━━━ RECORD LIST

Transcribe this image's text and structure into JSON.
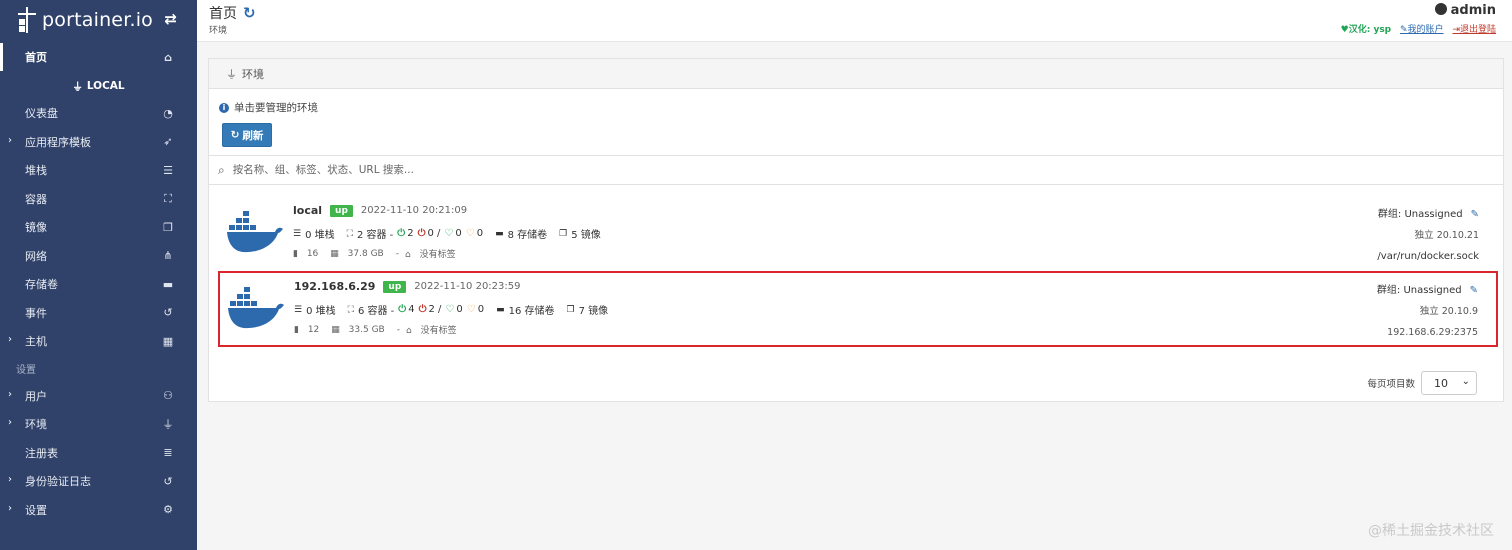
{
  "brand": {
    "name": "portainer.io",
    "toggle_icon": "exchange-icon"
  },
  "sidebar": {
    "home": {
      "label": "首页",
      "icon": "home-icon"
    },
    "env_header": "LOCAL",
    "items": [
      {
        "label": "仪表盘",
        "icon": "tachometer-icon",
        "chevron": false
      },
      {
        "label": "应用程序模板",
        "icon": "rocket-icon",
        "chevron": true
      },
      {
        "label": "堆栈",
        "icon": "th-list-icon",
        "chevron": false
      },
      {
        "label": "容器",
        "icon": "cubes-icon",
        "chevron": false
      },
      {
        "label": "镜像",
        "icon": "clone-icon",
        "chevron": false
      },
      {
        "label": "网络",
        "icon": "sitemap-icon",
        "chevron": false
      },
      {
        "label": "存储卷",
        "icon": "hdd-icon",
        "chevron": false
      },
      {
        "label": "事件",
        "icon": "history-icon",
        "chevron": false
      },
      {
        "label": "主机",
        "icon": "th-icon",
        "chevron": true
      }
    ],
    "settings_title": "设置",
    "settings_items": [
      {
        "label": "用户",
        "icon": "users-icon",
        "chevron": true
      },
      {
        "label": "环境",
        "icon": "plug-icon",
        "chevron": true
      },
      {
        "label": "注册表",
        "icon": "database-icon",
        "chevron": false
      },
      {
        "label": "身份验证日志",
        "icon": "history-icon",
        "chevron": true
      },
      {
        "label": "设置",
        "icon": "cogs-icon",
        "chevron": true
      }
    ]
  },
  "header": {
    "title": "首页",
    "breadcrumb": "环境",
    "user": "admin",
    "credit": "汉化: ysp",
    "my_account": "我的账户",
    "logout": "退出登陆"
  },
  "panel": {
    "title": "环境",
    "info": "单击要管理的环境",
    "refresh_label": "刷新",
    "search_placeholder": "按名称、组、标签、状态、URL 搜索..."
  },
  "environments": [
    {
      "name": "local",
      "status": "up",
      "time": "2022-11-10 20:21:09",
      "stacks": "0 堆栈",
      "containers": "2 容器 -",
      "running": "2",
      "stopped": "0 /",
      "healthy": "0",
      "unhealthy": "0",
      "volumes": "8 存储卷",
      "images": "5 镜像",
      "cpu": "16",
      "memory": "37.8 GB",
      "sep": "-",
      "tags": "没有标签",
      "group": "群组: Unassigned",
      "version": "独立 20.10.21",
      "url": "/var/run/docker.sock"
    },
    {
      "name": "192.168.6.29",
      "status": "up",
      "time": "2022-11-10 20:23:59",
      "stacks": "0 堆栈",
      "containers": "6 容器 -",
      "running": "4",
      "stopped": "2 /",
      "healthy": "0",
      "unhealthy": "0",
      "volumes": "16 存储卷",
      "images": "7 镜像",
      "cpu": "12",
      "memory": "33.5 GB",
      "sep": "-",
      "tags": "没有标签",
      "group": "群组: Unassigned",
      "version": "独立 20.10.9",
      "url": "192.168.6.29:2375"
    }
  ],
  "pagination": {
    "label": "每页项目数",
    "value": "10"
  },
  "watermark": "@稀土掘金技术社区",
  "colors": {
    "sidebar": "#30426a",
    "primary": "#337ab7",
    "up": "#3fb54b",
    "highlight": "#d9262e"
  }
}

━━━━━━

# [WRITTEN REQUEST]
Repeat the material above word for word and skip every image in it.

# [EXERCISE RESULT]
Transcribe this image's text and structure into JSON.
{
  "brand": {
    "name": "portainer.io",
    "toggle_icon": "exchange-icon"
  },
  "sidebar": {
    "home": {
      "label": "首页",
      "icon": "home-icon"
    },
    "env_header": "LOCAL",
    "items": [
      {
        "label": "仪表盘",
        "icon": "tachometer-icon",
        "chevron": false
      },
      {
        "label": "应用程序模板",
        "icon": "rocket-icon",
        "chevron": true
      },
      {
        "label": "堆栈",
        "icon": "th-list-icon",
        "chevron": false
      },
      {
        "label": "容器",
        "icon": "cubes-icon",
        "chevron": false
      },
      {
        "label": "镜像",
        "icon": "clone-icon",
        "chevron": false
      },
      {
        "label": "网络",
        "icon": "sitemap-icon",
        "chevron": false
      },
      {
        "label": "存储卷",
        "icon": "hdd-icon",
        "chevron": false
      },
      {
        "label": "事件",
        "icon": "history-icon",
        "chevron": false
      },
      {
        "label": "主机",
        "icon": "th-icon",
        "chevron": true
      }
    ],
    "settings_title": "设置",
    "settings_items": [
      {
        "label": "用户",
        "icon": "users-icon",
        "chevron": true
      },
      {
        "label": "环境",
        "icon": "plug-icon",
        "chevron": true
      },
      {
        "label": "注册表",
        "icon": "database-icon",
        "chevron": false
      },
      {
        "label": "身份验证日志",
        "icon": "history-icon",
        "chevron": true
      },
      {
        "label": "设置",
        "icon": "cogs-icon",
        "chevron": true
      }
    ]
  },
  "header": {
    "title": "首页",
    "breadcrumb": "环境",
    "user": "admin",
    "credit": "汉化: ysp",
    "my_account": "我的账户",
    "logout": "退出登陆"
  },
  "panel": {
    "title": "环境",
    "info": "单击要管理的环境",
    "refresh_label": "刷新",
    "search_placeholder": "按名称、组、标签、状态、URL 搜索..."
  },
  "environments": [
    {
      "name": "local",
      "status": "up",
      "time": "2022-11-10 20:21:09",
      "stacks": "0 堆栈",
      "containers": "2 容器 -",
      "running": "2",
      "stopped": "0 /",
      "healthy": "0",
      "unhealthy": "0",
      "volumes": "8 存储卷",
      "images": "5 镜像",
      "cpu": "16",
      "memory": "37.8 GB",
      "sep": "-",
      "tags": "没有标签",
      "group": "群组: Unassigned",
      "version": "独立 20.10.21",
      "url": "/var/run/docker.sock"
    },
    {
      "name": "192.168.6.29",
      "status": "up",
      "time": "2022-11-10 20:23:59",
      "stacks": "0 堆栈",
      "containers": "6 容器 -",
      "running": "4",
      "stopped": "2 /",
      "healthy": "0",
      "unhealthy": "0",
      "volumes": "16 存储卷",
      "images": "7 镜像",
      "cpu": "12",
      "memory": "33.5 GB",
      "sep": "-",
      "tags": "没有标签",
      "group": "群组: Unassigned",
      "version": "独立 20.10.9",
      "url": "192.168.6.29:2375"
    }
  ],
  "pagination": {
    "label": "每页项目数",
    "value": "10"
  },
  "watermark": "@稀土掘金技术社区",
  "colors": {
    "sidebar": "#30426a",
    "primary": "#337ab7",
    "up": "#3fb54b",
    "highlight": "#d9262e"
  }
}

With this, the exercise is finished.